▶ Dataset listings of figures:
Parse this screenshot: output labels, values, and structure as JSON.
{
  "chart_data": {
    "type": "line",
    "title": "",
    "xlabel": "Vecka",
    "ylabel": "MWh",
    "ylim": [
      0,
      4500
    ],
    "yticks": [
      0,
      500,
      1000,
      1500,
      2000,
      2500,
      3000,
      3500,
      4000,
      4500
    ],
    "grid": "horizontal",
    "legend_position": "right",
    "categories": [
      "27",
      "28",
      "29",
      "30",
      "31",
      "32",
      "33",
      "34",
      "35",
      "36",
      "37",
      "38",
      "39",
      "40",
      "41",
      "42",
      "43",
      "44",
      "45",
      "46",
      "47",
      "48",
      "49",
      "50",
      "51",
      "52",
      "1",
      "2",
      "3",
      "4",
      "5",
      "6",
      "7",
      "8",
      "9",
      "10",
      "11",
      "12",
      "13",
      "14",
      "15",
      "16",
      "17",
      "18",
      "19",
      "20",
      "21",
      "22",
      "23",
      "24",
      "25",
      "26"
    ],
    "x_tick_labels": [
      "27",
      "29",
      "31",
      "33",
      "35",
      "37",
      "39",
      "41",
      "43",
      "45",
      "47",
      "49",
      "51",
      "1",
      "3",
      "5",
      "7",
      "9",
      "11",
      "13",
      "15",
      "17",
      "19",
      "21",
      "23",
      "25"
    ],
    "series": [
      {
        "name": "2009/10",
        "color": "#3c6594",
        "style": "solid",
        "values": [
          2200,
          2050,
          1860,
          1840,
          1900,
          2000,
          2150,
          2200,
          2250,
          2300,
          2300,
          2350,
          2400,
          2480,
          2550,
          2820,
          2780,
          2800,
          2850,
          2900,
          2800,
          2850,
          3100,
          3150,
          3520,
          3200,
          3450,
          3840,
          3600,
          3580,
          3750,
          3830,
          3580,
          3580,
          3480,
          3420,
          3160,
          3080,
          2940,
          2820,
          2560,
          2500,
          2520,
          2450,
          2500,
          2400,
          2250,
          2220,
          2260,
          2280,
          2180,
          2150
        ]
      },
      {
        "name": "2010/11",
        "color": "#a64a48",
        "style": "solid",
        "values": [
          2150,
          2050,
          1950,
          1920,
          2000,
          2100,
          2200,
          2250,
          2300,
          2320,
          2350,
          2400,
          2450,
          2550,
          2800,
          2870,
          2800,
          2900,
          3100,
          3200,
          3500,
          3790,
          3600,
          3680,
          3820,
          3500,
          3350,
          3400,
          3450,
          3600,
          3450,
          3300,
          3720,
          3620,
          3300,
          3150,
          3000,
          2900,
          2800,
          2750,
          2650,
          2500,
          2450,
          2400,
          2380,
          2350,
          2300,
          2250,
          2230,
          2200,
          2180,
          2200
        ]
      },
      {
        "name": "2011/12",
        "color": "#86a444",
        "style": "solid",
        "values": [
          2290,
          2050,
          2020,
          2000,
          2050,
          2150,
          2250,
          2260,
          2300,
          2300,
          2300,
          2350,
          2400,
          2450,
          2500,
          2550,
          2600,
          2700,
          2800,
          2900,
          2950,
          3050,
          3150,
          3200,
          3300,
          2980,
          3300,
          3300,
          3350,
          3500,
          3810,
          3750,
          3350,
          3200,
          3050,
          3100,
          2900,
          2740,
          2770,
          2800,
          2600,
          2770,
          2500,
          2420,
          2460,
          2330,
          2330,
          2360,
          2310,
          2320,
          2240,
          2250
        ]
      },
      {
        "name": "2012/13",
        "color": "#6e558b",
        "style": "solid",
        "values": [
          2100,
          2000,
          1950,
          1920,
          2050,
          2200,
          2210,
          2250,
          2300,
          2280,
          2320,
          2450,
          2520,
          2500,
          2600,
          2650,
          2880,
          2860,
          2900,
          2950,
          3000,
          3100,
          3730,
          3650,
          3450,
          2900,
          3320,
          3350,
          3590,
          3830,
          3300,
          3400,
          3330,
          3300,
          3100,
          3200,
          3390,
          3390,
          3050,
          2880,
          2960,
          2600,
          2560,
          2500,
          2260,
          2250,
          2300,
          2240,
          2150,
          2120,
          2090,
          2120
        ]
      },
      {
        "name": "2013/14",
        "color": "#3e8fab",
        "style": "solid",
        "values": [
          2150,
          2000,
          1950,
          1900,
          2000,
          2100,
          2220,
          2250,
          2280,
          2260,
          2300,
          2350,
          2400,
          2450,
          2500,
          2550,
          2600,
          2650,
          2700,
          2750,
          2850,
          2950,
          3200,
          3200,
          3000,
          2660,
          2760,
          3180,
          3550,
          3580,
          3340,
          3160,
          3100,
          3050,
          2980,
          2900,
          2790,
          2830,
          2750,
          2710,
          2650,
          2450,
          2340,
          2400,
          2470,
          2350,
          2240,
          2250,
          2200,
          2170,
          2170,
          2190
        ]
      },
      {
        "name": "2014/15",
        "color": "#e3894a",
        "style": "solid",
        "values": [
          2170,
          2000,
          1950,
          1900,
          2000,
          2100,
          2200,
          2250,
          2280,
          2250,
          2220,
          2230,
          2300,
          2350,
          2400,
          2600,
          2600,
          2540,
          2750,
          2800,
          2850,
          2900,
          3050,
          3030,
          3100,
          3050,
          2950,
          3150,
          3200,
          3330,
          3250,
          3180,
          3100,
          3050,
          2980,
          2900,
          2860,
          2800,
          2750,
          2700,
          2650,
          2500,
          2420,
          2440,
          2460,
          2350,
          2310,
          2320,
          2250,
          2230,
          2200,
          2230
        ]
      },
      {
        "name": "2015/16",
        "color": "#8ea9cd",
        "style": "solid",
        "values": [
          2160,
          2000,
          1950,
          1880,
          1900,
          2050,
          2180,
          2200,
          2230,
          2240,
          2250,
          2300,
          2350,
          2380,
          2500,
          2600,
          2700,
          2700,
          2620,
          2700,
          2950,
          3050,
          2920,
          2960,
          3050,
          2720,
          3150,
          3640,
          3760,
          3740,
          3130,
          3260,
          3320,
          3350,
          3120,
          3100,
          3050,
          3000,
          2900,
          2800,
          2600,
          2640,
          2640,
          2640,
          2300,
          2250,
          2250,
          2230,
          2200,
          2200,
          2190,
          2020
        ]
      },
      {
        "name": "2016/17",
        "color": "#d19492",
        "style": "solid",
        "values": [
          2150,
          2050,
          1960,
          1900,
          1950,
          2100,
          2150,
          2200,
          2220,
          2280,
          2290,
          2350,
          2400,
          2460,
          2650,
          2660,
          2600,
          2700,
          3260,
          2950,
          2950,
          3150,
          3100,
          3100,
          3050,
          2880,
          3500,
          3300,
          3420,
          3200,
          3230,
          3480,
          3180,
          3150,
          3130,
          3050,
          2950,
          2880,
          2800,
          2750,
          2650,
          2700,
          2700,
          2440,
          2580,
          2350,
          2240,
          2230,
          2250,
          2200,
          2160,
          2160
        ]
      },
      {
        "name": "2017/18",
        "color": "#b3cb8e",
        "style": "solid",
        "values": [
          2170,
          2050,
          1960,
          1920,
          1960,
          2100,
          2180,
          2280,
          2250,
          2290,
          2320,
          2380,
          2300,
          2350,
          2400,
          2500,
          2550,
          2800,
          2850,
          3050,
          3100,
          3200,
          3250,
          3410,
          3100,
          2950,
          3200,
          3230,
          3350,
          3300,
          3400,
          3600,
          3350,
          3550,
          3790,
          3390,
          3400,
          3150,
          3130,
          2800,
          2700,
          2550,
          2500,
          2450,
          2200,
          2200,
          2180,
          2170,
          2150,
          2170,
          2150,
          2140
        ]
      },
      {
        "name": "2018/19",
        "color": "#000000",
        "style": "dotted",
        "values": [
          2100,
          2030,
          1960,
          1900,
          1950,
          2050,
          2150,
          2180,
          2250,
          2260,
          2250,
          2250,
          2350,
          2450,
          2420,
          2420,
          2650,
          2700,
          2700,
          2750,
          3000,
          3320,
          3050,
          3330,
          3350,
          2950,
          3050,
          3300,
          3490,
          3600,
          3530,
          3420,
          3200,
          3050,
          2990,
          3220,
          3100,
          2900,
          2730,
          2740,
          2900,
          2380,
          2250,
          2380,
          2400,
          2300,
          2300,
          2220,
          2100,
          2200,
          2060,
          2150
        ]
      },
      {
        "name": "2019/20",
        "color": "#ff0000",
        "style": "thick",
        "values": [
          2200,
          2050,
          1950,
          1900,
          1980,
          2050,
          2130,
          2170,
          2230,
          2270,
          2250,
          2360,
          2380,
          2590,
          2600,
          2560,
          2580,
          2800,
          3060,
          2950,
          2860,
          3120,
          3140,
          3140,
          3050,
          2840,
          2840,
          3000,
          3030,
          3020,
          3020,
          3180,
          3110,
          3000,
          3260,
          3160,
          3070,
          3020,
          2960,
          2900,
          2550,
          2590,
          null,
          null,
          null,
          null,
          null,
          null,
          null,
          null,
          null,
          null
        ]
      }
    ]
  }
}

▶ Written problem: Figure out how many lines above include the string "name", then report that number and nothing else.

▶ Reply to the exercise: 11